| TASK |
Report how many lines hold the word "gmina"; answer with the number alone.

| DATA PROVIDED |
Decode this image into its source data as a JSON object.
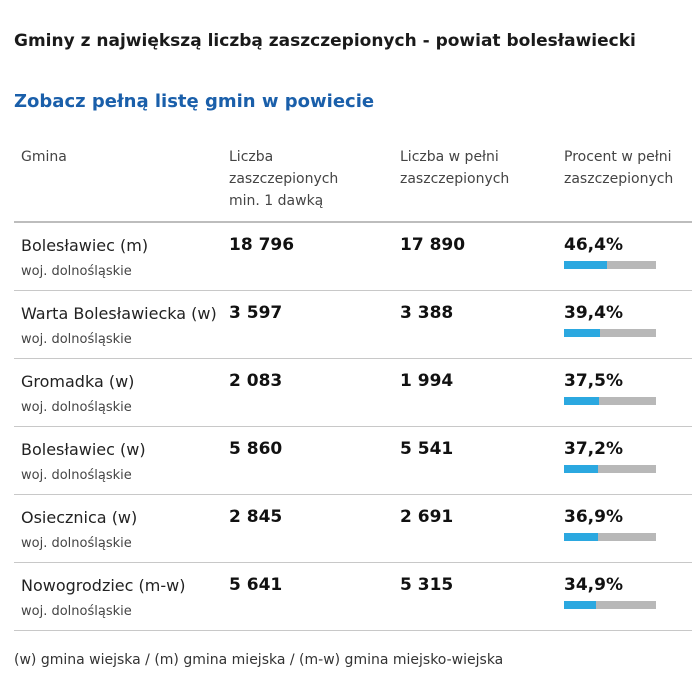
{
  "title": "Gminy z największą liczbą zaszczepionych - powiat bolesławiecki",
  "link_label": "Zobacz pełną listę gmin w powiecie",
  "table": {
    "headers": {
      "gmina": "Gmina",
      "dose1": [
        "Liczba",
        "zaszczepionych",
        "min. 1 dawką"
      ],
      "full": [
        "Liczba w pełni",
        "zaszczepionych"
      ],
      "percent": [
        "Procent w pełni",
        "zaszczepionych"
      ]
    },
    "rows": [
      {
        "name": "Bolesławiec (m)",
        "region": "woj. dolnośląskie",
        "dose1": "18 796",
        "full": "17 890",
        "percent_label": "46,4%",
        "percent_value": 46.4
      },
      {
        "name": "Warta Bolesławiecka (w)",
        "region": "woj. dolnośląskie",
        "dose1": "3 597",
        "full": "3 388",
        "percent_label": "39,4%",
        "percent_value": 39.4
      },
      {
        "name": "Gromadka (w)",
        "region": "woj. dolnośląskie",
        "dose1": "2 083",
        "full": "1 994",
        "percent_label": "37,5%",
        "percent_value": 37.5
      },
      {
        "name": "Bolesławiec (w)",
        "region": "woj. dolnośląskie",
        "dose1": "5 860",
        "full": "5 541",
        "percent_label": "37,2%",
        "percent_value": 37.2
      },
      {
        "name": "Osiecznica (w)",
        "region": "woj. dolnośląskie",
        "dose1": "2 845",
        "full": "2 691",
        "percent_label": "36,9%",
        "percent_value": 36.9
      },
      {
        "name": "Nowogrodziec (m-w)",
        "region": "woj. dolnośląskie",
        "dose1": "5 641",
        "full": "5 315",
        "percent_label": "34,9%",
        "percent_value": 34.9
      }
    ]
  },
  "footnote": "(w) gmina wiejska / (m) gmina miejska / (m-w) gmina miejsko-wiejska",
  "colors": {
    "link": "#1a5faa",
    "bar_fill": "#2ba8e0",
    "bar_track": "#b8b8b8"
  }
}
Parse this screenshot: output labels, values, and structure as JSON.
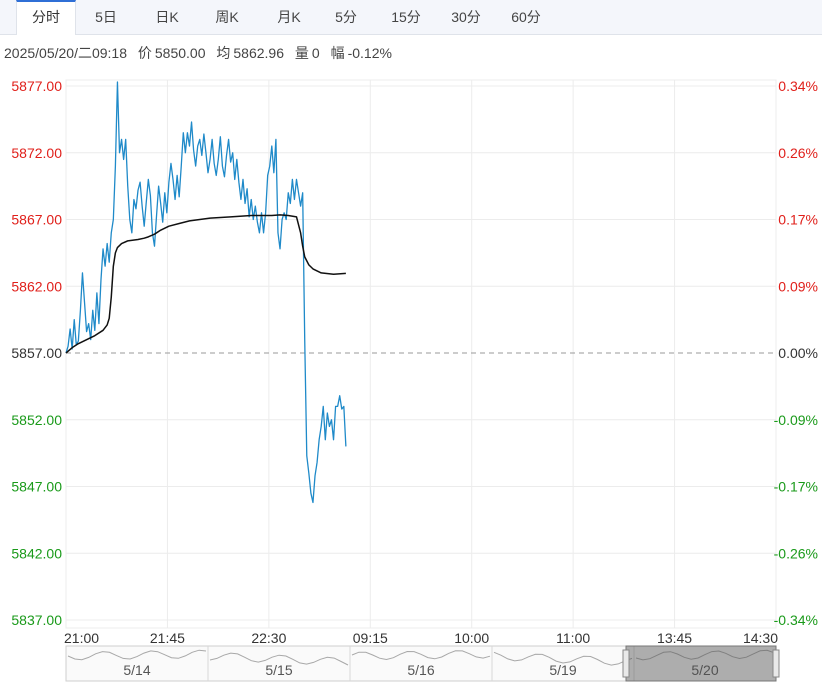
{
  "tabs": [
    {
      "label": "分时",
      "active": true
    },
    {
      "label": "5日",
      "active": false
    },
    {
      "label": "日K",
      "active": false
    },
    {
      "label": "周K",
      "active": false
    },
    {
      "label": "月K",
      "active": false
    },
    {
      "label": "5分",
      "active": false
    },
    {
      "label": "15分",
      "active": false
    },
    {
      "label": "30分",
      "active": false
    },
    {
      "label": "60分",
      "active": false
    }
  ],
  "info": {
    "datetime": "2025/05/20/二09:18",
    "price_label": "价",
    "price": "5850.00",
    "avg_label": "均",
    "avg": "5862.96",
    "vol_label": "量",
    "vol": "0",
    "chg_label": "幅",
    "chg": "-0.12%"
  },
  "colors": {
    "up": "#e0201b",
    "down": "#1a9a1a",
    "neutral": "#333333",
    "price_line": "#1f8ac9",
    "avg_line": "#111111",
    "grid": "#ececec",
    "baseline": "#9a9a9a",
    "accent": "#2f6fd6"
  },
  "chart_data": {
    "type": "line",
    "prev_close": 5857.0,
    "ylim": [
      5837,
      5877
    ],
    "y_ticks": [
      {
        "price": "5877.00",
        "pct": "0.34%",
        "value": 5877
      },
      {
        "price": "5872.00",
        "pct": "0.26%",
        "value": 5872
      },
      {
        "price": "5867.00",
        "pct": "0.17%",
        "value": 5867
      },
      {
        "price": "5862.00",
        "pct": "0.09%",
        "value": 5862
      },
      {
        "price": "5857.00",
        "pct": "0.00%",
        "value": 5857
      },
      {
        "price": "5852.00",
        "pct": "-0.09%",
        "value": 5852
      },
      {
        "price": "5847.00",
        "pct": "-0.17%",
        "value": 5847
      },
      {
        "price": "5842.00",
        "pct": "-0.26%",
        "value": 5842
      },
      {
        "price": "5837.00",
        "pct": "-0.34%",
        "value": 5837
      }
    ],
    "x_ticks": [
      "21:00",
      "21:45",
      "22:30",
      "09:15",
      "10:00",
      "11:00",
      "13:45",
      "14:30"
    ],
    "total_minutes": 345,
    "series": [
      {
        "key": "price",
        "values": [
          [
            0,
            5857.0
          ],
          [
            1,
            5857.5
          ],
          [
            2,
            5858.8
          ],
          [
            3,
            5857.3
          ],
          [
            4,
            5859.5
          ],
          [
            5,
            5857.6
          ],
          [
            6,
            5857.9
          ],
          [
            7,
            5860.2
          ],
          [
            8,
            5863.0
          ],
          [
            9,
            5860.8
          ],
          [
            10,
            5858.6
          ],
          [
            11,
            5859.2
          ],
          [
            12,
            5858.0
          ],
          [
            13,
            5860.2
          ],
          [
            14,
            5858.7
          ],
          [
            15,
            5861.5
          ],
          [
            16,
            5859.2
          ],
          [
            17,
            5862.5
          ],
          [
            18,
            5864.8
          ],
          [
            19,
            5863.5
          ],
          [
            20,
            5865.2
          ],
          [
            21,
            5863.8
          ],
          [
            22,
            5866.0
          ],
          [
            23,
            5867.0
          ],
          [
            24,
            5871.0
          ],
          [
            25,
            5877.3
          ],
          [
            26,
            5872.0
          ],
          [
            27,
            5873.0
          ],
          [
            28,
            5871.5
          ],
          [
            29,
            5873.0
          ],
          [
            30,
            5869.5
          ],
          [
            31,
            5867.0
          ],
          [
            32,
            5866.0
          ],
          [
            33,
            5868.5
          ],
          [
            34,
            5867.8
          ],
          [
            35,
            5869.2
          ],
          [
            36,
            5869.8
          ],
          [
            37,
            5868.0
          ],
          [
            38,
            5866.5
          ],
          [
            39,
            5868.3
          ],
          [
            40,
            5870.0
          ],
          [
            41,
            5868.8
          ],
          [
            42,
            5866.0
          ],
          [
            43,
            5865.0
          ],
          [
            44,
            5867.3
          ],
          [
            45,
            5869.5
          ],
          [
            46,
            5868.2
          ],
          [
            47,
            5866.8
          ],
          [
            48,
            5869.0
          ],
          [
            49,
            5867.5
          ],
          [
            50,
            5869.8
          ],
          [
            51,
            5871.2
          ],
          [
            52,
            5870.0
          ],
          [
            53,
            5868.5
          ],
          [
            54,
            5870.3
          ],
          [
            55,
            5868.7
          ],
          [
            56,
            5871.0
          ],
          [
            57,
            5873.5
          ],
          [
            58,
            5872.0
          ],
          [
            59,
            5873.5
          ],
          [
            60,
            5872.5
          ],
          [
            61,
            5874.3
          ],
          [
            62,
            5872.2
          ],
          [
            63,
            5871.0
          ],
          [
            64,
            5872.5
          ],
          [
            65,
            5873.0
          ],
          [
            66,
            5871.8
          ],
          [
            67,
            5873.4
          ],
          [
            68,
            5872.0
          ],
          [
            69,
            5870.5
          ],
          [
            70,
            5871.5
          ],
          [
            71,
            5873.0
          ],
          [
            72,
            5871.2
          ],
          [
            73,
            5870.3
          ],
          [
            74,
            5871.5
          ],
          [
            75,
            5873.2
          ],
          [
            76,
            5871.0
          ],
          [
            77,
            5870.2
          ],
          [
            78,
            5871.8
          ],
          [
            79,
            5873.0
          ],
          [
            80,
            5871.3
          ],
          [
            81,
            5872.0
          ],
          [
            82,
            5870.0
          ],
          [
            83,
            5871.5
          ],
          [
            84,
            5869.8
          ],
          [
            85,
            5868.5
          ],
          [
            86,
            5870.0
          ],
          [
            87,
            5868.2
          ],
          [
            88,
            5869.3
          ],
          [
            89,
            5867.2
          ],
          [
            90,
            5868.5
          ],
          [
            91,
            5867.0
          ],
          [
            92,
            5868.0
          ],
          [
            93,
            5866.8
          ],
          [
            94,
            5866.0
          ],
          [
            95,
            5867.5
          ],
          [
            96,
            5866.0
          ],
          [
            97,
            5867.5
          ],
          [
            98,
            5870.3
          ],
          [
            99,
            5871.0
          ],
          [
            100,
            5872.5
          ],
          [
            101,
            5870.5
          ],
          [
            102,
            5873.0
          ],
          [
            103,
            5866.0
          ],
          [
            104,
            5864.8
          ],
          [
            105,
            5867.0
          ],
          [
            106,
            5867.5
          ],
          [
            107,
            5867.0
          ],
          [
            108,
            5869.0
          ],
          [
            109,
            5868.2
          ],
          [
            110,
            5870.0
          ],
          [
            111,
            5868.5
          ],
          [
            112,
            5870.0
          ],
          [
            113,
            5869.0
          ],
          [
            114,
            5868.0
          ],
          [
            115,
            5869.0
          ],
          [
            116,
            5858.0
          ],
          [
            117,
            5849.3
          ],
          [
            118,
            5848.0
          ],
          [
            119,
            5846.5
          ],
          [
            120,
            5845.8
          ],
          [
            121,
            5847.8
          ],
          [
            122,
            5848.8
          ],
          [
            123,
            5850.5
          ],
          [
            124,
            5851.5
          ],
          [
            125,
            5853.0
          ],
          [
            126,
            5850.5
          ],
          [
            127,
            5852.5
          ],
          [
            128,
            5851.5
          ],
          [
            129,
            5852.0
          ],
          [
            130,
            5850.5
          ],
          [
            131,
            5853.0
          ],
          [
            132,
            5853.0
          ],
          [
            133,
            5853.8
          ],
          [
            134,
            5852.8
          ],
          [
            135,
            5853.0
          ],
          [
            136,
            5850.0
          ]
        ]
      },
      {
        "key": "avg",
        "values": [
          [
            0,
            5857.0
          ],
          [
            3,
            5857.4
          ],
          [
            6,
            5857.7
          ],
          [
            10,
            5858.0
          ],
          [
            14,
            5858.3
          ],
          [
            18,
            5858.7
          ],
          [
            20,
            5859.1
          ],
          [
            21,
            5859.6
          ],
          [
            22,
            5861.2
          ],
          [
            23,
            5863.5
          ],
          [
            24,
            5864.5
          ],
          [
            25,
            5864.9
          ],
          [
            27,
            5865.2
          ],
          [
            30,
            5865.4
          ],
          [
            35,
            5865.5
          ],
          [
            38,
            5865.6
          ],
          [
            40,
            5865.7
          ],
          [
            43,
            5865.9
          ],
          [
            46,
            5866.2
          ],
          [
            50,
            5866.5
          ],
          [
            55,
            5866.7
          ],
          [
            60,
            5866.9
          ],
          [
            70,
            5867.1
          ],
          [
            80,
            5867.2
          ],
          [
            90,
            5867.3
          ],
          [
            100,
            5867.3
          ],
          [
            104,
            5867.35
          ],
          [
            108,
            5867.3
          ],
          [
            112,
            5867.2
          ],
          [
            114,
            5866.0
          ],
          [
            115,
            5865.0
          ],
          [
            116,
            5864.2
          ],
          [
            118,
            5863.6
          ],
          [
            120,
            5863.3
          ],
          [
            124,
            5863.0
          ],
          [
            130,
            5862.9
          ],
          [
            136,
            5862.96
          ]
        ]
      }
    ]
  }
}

==

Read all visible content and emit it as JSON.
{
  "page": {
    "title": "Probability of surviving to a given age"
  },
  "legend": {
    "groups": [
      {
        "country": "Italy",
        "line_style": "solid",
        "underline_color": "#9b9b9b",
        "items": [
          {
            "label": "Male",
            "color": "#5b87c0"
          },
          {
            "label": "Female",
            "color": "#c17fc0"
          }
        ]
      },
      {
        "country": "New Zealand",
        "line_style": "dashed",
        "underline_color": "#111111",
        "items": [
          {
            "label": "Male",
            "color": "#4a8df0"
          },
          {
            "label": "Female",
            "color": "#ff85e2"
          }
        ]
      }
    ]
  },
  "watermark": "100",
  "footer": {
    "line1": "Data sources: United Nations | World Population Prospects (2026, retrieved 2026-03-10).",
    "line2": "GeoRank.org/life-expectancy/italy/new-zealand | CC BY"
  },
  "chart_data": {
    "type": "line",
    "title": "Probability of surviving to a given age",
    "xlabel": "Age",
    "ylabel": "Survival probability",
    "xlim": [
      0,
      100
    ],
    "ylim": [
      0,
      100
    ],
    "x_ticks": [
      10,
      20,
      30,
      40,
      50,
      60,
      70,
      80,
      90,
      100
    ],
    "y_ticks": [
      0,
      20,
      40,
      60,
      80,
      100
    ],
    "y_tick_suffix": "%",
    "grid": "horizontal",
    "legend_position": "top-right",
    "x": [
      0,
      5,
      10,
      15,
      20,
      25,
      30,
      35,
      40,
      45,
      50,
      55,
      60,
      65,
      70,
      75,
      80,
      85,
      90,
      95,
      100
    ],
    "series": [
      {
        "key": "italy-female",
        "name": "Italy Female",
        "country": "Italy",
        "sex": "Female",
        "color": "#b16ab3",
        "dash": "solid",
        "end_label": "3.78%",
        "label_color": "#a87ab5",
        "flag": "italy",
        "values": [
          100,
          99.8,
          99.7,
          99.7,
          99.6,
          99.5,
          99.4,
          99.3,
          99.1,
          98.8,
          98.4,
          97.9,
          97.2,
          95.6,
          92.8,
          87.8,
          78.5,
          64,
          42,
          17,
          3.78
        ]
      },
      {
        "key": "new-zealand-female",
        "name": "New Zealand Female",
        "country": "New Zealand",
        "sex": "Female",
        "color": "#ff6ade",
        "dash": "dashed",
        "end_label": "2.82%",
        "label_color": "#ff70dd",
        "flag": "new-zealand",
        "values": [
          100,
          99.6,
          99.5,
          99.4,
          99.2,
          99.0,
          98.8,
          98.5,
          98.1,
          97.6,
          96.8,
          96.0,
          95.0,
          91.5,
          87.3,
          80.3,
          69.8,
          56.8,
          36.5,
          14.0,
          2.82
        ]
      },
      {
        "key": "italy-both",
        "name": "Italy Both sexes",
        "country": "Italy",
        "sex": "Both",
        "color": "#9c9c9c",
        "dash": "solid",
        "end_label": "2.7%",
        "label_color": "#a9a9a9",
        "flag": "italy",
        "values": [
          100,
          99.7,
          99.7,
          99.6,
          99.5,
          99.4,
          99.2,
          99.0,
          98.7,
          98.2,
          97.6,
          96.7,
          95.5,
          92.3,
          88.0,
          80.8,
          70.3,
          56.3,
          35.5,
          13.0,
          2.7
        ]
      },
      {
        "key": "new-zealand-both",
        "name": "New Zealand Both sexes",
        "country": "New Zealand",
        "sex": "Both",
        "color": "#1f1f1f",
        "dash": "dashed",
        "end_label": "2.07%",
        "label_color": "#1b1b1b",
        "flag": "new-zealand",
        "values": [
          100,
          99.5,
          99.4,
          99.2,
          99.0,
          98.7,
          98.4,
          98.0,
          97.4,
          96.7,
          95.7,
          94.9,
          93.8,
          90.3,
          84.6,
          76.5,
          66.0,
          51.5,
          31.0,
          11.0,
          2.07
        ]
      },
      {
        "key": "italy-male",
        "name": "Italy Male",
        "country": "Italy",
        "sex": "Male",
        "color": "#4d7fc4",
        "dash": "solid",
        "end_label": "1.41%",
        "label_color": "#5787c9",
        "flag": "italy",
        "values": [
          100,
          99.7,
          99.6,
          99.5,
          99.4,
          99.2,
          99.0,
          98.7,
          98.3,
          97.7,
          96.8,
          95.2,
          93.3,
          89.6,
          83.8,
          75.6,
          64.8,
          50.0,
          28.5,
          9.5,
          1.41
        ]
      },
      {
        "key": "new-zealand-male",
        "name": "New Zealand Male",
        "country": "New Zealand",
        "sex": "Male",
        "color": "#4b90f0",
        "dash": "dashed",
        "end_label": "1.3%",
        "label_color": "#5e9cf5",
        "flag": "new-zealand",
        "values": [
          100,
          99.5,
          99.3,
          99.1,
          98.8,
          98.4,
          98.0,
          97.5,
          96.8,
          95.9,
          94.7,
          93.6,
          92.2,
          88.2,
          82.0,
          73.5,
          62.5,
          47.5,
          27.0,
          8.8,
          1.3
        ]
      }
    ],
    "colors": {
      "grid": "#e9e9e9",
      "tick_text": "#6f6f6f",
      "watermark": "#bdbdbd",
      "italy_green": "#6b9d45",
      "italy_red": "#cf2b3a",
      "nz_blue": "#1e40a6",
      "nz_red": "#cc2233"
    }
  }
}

| FINISHED TASK |
2